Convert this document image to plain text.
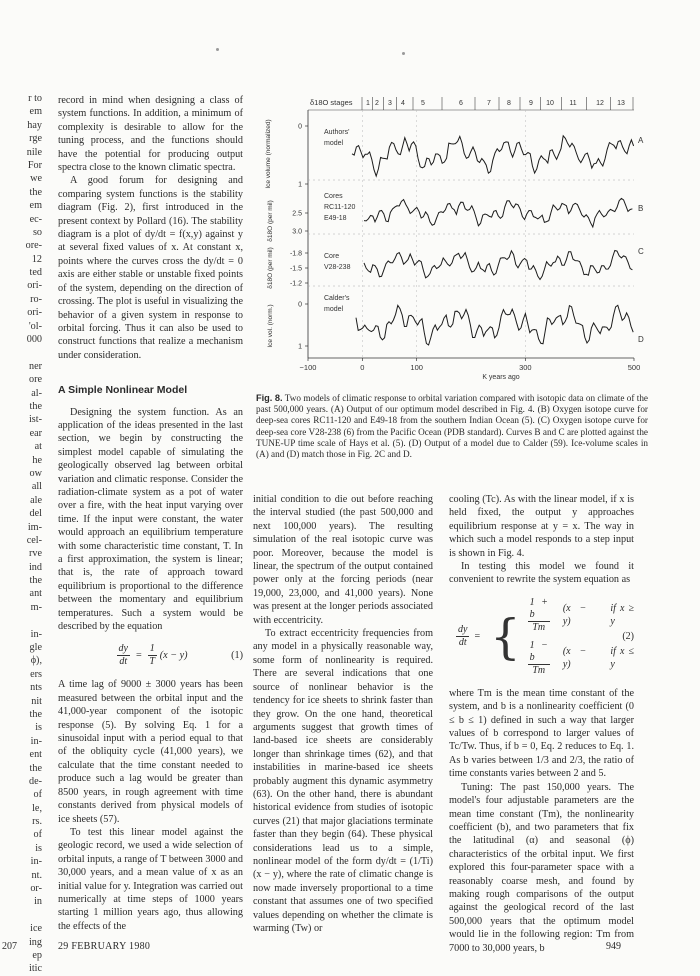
r to
em
hay
rge
nile
For
we
the
em
ec-
so
ore-
12
ted
ori-
ro-
ori-
'ol-
000
ner
ore
al-
the
ist-
ear
at
he
ow
all
ale
del
im-
cel-
rve
ind
the
ant
m-
in-
gle
ϕ),
ers
nts
nit
the
is
in-
ent
the
de-
of
le,
rs.
of
is
in-
nt.
or-
in
ice
ing
ep
itic

record in mind when designing a class of system functions. In addition, a minimum of complexity is desirable to allow for the tuning process, and the functions should have the potential for producing output spectra close to the known climatic spectra.

A good forum for designing and comparing system functions is the stability diagram (Fig. 2), first introduced in the present context by Pollard (16). The stability diagram is a plot of dy/dt = f(x,y) against y at several fixed values of x. At constant x, points where the curves cross the dy/dt = 0 axis are either stable or unstable fixed points of the system, depending on the direction of crossing. The plot is useful in visualizing the behavior of a given system in response to orbital forcing. Thus it can also be used to construct functions that realize a mechanism under consideration.

A Simple Nonlinear Model

Designing the system function. As an application of the ideas presented in the last section, we begin by constructing the simplest model capable of simulating the geologically observed lag between orbital variation and climatic response. Consider the radiation-climate system as a pot of water over a fire, with the heat input varying over time. If the input were constant, the water would approach an equilibrium temperature with some characteristic time constant, T. In a first approximation, the system is linear; that is, the rate of approach toward equilibrium is proportional to the difference between the momentary and equilibrium temperatures. Such a system would be described by the equation

$\frac{dy}{dt} = \frac{1}{T} (x - y)$	(1)

A time lag of 9000 ± 3000 years has been measured between the orbital input and the 41,000-year component of the isotopic response (5). By solving Eq. 1 for a sinusoidal input with a period equal to that of the obliquity cycle (41,000 years), we calculate that the time constant needed to produce such a lag would be greater than 8500 years, in rough agreement with time constants derived from physical models of ice sheets (57).

To test this linear model against the geologic record, we used a wide selection of orbital inputs, a range of T between 3000 and 30,000 years, and a mean value of x as an initial value for y. Integration was carried out numerically at time steps of 1000 years starting 1 million years ago, thus allowing the effects of the

δ18O stages 1 2 3 4 5	6	7 8	9 10 11	12 13
−100	0	100	300	500
K years ago
0
1
2.5
3.0
-1.8
-1.5
-1.2
0
1
Ice volume (normalized)
δ18O (per mil)
δ18O (per mil)
Ice vol. (norm.)
Authors'
model
Cores
RC11-120
E49-18
Core
V28-238
Calder's
model
A
B
C
D
Fig. 8. Two models of climatic response to orbital variation compared with isotopic data on climate of the past 500,000 years. (A) Output of our optimum model described in Fig. 4. (B) Oxygen isotope curve for deep-sea cores RC11-120 and E49-18 from the southern Indian Ocean (5). (C) Oxygen isotope curve for deep-sea core V28-238 (6) from the Pacific Ocean (PDB standard). Curves B and C are plotted against the TUNE-UP time scale of Hays et al. (5). (D) Output of a model due to Calder (59). Ice-volume scales in (A) and (D) match those in Fig. 2C and D.

initial condition to die out before reaching the interval studied (the past 500,000 and next 100,000 years). The resulting simulation of the real isotopic curve was poor. Moreover, because the model is linear, the spectrum of the output contained power only at the forcing periods (near 19,000, 23,000, and 41,000 years). None was present at the longer periods associated with eccentricity.

To extract eccentricity frequencies from any model in a physically reasonable way, some form of nonlinearity is required. There are several indications that one source of nonlinear behavior is the tendency for ice sheets to shrink faster than they grow. On the one hand, theoretical arguments suggest that growth times of land-based ice sheets are considerably longer than shrinkage times (62), and that instabilities in marine-based ice sheets probably augment this dynamic asymmetry (63). On the other hand, there is abundant historical evidence from studies of isotopic curves (21) that major glaciations terminate faster than they begin (64). These physical considerations lead us to a simple, nonlinear model of the form dy/dt = (1/Ti)(x − y), where the rate of climatic change is now made inversely proportional to a time constant that assumes one of two specified values depending on whether the climate is warming (Tw) or

cooling (Tc). As with the linear model, if x is held fixed, the output y approaches equilibrium response at y = x. The way in which such a model responds to a step input is shown in Fig. 4.

In testing this model we found it convenient to rewrite the system equation as

$\frac{dy}{dt}$ = { $\frac{1 + b}{Tm} (x - y)$
if x ≥ y
$\frac{1 - b}{Tm} (x - y)$
if x ≤ y
(2)

where Tm is the mean time constant of the system, and b is a nonlinearity coefficient (0 ≤ b ≤ 1) defined in such a way that larger values of b correspond to larger values of Tc/Tw. Thus, if b = 0, Eq. 2 reduces to Eq. 1. As b varies between 1/3 and 2/3, the ratio of time constants varies between 2 and 5.

Tuning: The past 150,000 years. The model's four adjustable parameters are the mean time constant (Tm), the nonlinearity coefficient (b), and two parameters that fix the latitudinal (α) and seasonal (ϕ) characteristics of the orbital input. We first explored this four-parameter space with a reasonably coarse mesh, and found by making rough comparisons of the output against the geological record of the last 500,000 years that the optimum model would lie in the following region: Tm from 7000 to 30,000 years, b

207	29 FEBRUARY 1980	949
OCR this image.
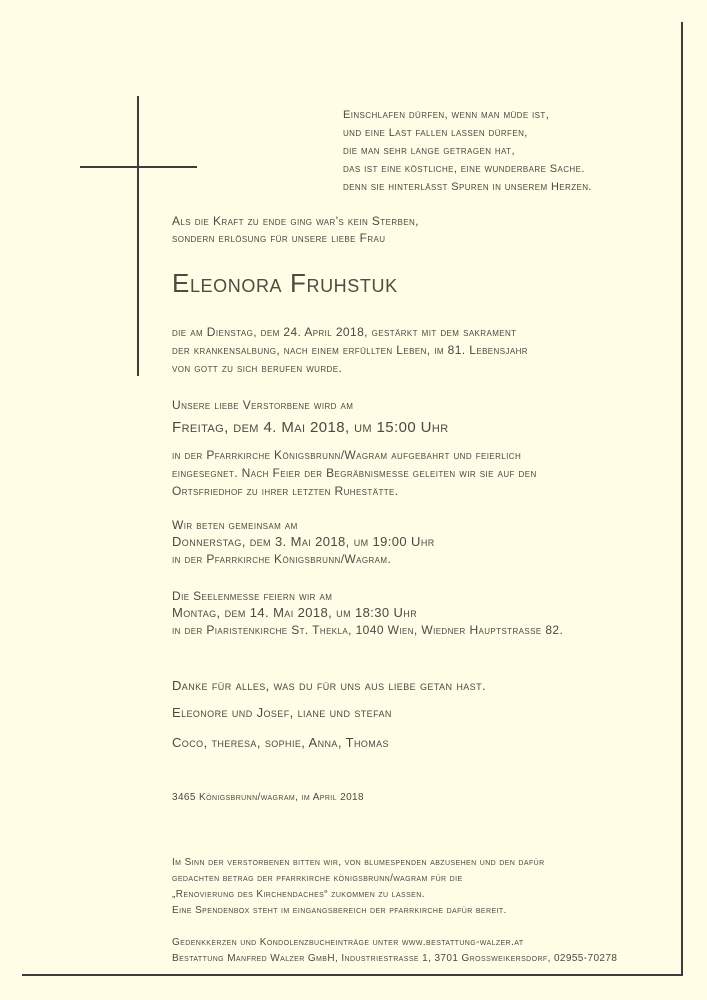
Einschlafen dürfen, wenn man müde ist,
und eine Last fallen lassen dürfen,
die man sehr lange getragen hat,
das ist eine köstliche, eine wunderbare Sache.
denn sie hinterlässt Spuren in unserem Herzen.
Als die Kraft zu ende ging war's kein Sterben,
sondern erlösung für unsere liebe Frau
Eleonora Fruhstuk
die am Dienstag, dem 24. April 2018, gestärkt mit dem sakrament
der krankensalbung, nach einem erfüllten Leben, im 81. Lebensjahr
von gott zu sich berufen wurde.
Unsere liebe Verstorbene wird am
Freitag, dem 4. Mai 2018, um 15:00 Uhr
in der Pfarrkirche Königsbrunn/Wagram aufgebahrt und feierlich
eingesegnet. Nach Feier der Begräbnismesse geleiten wir sie auf den
Ortsfriedhof zu ihrer letzten Ruhestätte.
Wir beten gemeinsam am
Donnerstag, dem 3. Mai 2018, um 19:00 Uhr
in der Pfarrkirche Königsbrunn/Wagram.
Die Seelenmesse feiern wir am
Montag, dem 14. Mai 2018, um 18:30 Uhr
in der Piaristenkirche St. Thekla, 1040 Wien, Wiedner Hauptstrasse 82.
Danke für alles, was du für uns aus liebe getan hast.
Eleonore und Josef, liane und stefan
Coco, theresa, sophie, Anna, Thomas
3465 Königsbrunn/wagram, im April 2018
Im Sinn der verstorbenen bitten wir, von blumespenden abzusehen und den dafür
gedachten betrag der pfarrkirche königsbrunn/wagram für die
„Renovierung des Kirchendaches“ zukommen zu lassen.
Eine Spendenbox steht im eingangsbereich der pfarrkirche dafür bereit.
Gedenkkerzen und Kondolenzbucheinträge unter www.bestattung-walzer.at
Bestattung Manfred Walzer GmbH, Industriestrasse 1, 3701 Grossweikersdorf, 02955-70278
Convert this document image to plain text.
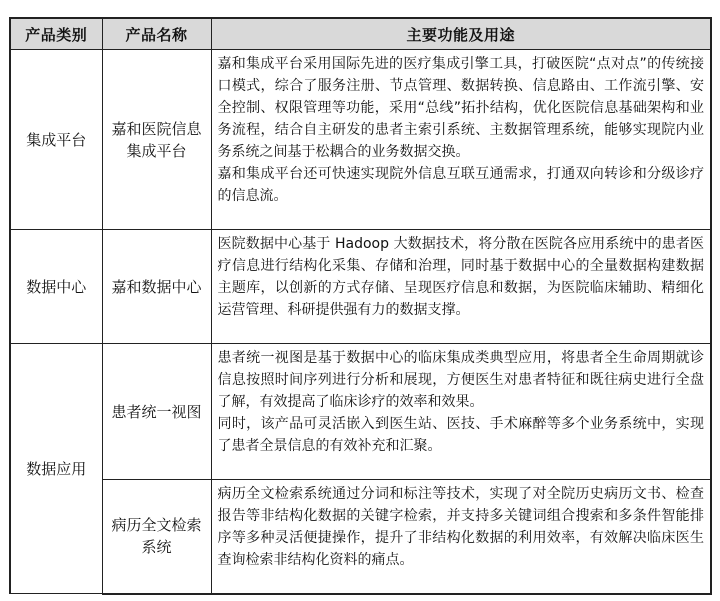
产品类别	产品名称	主要功能及用途
集成平台	嘉和医院信息集成平台	嘉和集成平台采用国际先进的医疗集成引擎工具，打破医院“点对点”的传统接口模式，综合了服务注册、节点管理、数据转换、信息路由、工作流引擎、安全控制、权限管理等功能，采用“总线”拓扑结构，优化医院信息基础架构和业务流程，结合自主研发的患者主索引系统、主数据管理系统，能够实现院内业务系统之间基于松耦合的业务数据交换。

嘉和集成平台还可快速实现院外信息互联互通需求，打通双向转诊和分级诊疗的信息流。

数据中心	嘉和数据中心	医院数据中心基于 Hadoop 大数据技术，将分散在医院各应用系统中的患者医疗信息进行结构化采集、存储和治理，同时基于数据中心的全量数据构建数据主题库，以创新的方式存储、呈现医疗信息和数据，为医院临床辅助、精细化运营管理、科研提供强有力的数据支撑。

数据应用	患者统一视图	患者统一视图是基于数据中心的临床集成类典型应用，将患者全生命周期就诊信息按照时间序列进行分析和展现，方便医生对患者特征和既往病史进行全盘了解，有效提高了临床诊疗的效率和效果。

同时，该产品可灵活嵌入到医生站、医技、手术麻醉等多个业务系统中，实现了患者全景信息的有效补充和汇聚。

	病历全文检索系统	病历全文检索系统通过分词和标注等技术，实现了对全院历史病历文书、检查报告等非结构化数据的关键字检索，并支持多关键词组合搜索和多条件智能排序等多种灵活便捷操作，提升了非结构化数据的利用效率，有效解决临床医生查询检索非结构化资料的痛点。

▶ [Short task]
Read the lines above. Gather those in which the string "April" is found.

▶ [Task output]
die am Dienstag, dem 24. April 2018, gestärkt mit dem sakrament
3465 Königsbrunn/wagram, im April 2018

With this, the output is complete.